- Entries shown
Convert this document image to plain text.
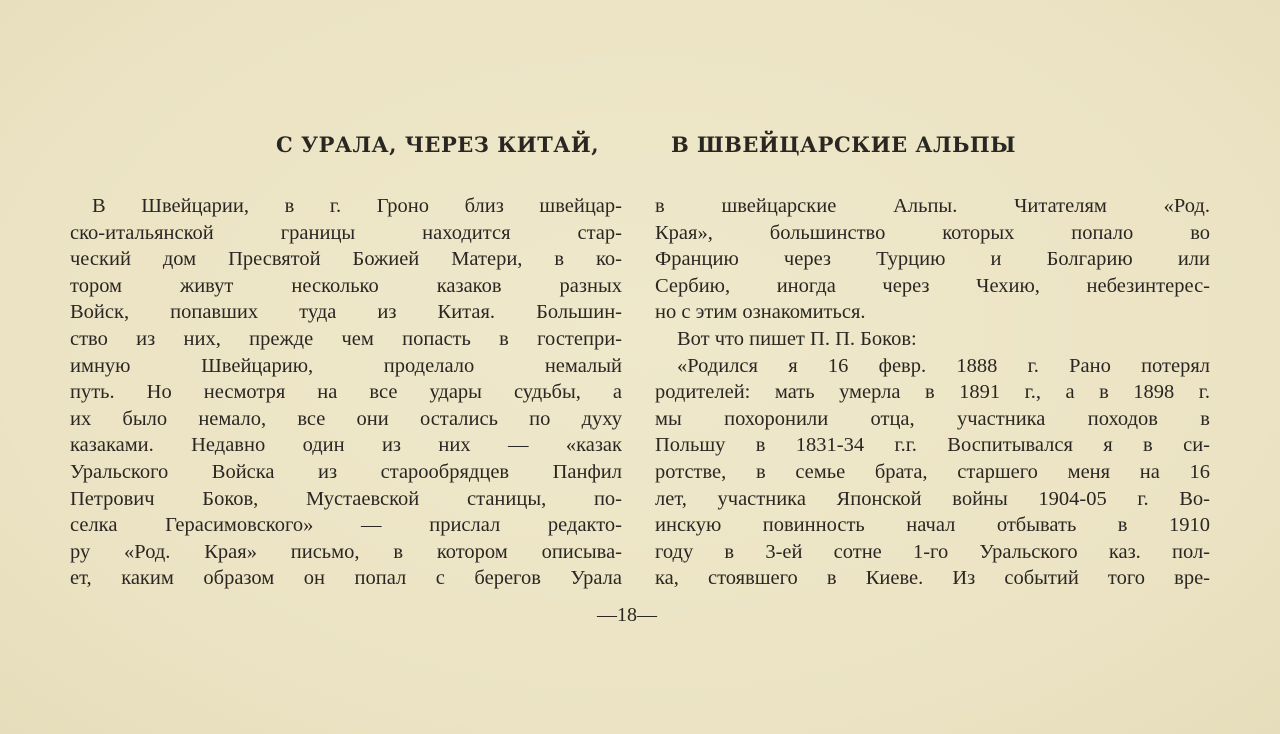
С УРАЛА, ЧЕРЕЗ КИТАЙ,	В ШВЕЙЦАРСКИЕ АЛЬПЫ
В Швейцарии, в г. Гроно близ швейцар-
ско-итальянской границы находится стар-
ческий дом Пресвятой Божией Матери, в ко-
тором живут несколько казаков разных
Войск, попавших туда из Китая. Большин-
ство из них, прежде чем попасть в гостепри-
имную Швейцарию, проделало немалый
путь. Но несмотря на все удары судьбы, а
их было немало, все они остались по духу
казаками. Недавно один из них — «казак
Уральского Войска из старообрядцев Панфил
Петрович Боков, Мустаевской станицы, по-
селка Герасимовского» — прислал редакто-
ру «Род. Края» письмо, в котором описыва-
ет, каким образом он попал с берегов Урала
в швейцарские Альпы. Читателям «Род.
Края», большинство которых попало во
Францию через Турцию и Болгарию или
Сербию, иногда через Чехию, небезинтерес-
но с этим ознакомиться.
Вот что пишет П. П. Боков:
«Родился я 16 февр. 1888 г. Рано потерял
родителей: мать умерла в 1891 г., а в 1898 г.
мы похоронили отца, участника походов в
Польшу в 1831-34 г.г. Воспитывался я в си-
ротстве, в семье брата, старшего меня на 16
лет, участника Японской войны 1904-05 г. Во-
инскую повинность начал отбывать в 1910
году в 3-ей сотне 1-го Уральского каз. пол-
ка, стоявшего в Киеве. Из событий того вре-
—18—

- Task to complete
Except for the pictures, give all the material above again verbatim.

- Solution to the problem
Convert this document image to plain text.
С УРАЛА, ЧЕРЕЗ КИТАЙ,	В ШВЕЙЦАРСКИЕ АЛЬПЫ
В Швейцарии, в г. Гроно близ швейцар-
ско-итальянской границы находится стар-
ческий дом Пресвятой Божией Матери, в ко-
тором живут несколько казаков разных
Войск, попавших туда из Китая. Большин-
ство из них, прежде чем попасть в гостепри-
имную Швейцарию, проделало немалый
путь. Но несмотря на все удары судьбы, а
их было немало, все они остались по духу
казаками. Недавно один из них — «казак
Уральского Войска из старообрядцев Панфил
Петрович Боков, Мустаевской станицы, по-
селка Герасимовского» — прислал редакто-
ру «Род. Края» письмо, в котором описыва-
ет, каким образом он попал с берегов Урала
в швейцарские Альпы. Читателям «Род.
Края», большинство которых попало во
Францию через Турцию и Болгарию или
Сербию, иногда через Чехию, небезинтерес-
но с этим ознакомиться.
Вот что пишет П. П. Боков:
«Родился я 16 февр. 1888 г. Рано потерял
родителей: мать умерла в 1891 г., а в 1898 г.
мы похоронили отца, участника походов в
Польшу в 1831-34 г.г. Воспитывался я в си-
ротстве, в семье брата, старшего меня на 16
лет, участника Японской войны 1904-05 г. Во-
инскую повинность начал отбывать в 1910
году в 3-ей сотне 1-го Уральского каз. пол-
ка, стоявшего в Киеве. Из событий того вре-
—18—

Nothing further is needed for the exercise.